▶ [Figure content listings]

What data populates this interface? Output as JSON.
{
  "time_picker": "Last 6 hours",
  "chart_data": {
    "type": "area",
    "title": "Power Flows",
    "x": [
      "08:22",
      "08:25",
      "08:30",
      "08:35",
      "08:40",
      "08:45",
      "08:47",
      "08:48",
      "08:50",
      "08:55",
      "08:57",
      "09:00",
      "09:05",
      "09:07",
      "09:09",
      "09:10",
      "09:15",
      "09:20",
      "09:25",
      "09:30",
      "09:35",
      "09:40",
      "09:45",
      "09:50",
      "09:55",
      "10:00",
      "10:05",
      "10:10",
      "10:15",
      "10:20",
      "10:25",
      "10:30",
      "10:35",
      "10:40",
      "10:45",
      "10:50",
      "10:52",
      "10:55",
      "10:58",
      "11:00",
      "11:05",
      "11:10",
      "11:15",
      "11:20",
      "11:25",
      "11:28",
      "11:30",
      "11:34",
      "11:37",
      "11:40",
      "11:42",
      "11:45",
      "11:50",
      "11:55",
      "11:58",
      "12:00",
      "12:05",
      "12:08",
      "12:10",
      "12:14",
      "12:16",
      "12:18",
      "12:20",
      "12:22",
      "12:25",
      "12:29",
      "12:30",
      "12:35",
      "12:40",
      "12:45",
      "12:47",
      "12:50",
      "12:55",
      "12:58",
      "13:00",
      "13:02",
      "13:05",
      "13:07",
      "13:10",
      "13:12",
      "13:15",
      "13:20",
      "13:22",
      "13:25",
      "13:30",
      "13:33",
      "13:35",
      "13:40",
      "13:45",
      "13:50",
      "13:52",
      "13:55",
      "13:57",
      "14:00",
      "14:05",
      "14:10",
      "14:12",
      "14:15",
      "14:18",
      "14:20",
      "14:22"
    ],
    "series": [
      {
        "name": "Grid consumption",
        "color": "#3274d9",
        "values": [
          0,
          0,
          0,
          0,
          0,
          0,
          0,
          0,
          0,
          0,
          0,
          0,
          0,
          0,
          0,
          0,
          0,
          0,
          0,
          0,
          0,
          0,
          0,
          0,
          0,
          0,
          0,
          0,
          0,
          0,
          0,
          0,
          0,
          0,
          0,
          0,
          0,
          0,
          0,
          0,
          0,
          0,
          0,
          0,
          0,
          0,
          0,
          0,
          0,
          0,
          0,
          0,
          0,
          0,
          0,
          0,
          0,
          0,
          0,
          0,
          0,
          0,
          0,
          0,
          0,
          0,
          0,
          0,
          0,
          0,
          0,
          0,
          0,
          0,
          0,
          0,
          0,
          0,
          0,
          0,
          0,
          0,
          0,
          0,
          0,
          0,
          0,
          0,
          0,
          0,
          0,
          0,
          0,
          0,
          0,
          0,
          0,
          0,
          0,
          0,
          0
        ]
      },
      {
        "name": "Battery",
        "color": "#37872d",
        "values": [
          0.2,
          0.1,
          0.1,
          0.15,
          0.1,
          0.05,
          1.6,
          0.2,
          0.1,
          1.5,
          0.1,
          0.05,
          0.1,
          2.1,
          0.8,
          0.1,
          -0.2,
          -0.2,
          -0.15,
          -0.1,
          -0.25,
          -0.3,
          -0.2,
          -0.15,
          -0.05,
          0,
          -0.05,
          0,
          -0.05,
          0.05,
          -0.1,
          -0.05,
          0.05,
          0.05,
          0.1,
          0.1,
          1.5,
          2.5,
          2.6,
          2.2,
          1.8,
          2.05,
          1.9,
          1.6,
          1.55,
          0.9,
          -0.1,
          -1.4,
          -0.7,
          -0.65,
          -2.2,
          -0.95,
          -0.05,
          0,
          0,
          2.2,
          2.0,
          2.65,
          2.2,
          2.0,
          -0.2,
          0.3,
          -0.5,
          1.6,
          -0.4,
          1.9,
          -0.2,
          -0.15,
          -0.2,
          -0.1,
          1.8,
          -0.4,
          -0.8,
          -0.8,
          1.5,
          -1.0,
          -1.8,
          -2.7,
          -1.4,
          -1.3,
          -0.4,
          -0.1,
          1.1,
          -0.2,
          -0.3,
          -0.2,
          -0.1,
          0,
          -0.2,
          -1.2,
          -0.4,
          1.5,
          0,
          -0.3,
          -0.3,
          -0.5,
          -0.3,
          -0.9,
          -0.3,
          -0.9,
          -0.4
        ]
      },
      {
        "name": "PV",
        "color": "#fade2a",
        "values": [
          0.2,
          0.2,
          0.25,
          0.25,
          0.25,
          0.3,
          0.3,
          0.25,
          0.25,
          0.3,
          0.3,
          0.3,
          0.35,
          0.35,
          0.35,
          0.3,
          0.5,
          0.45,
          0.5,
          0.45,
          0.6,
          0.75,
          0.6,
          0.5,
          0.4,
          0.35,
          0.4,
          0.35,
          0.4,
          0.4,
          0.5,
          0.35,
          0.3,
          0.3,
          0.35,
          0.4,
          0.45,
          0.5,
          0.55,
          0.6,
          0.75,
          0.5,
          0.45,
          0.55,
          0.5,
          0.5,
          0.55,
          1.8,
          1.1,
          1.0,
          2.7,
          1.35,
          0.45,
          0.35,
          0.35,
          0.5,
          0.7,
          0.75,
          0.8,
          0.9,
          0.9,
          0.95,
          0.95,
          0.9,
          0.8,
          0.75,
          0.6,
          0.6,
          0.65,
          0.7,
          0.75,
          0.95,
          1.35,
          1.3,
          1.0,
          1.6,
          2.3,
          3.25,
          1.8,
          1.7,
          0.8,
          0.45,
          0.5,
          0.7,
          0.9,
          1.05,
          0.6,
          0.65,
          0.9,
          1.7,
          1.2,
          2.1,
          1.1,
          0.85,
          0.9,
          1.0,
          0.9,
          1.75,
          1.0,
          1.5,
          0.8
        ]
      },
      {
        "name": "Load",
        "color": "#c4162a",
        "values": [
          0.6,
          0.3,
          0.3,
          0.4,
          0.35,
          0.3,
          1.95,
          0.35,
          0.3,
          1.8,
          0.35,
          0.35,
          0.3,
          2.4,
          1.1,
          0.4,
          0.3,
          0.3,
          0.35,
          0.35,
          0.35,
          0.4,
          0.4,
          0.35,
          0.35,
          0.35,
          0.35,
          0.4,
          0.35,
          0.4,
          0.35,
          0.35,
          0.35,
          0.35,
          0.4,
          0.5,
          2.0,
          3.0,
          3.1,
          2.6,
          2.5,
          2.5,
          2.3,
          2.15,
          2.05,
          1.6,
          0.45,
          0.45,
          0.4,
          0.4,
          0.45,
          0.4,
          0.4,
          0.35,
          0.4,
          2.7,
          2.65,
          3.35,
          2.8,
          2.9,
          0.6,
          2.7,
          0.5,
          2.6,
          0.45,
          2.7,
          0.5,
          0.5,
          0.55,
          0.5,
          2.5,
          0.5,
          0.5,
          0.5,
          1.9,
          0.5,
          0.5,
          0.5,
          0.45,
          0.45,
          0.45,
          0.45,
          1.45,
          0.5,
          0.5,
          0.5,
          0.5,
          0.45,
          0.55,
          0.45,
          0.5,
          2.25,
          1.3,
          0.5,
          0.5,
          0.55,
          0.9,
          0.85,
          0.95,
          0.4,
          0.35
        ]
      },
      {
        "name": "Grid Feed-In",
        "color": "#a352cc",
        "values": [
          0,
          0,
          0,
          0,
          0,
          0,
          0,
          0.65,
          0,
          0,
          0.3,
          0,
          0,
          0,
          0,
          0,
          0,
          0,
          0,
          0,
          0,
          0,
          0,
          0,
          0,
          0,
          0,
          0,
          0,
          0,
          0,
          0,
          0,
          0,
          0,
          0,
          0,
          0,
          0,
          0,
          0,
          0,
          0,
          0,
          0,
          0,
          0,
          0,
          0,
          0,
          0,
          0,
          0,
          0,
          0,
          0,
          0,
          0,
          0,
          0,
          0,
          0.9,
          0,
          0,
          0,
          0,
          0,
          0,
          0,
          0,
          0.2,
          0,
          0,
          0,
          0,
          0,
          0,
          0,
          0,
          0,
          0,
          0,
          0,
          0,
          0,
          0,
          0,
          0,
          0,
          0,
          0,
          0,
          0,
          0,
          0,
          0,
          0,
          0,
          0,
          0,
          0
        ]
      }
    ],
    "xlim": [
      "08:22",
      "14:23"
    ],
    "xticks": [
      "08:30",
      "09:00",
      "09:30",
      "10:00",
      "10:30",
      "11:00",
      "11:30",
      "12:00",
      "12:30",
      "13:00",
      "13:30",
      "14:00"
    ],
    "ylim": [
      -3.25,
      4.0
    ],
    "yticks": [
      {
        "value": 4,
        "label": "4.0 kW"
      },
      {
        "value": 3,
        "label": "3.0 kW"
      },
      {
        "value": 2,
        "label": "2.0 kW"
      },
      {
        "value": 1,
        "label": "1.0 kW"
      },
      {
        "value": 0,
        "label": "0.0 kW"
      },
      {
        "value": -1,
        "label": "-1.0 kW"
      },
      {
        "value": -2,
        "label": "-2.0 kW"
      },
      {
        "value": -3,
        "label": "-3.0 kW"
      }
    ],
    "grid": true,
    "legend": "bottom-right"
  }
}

▶ [What is expected]
Go through the listing above and pull out each line containing the word "color".

▶ [Exercise solution]
        "color": "#3274d9",
        "color": "#37872d",
        "color": "#fade2a",
        "color": "#c4162a",
        "color": "#a352cc",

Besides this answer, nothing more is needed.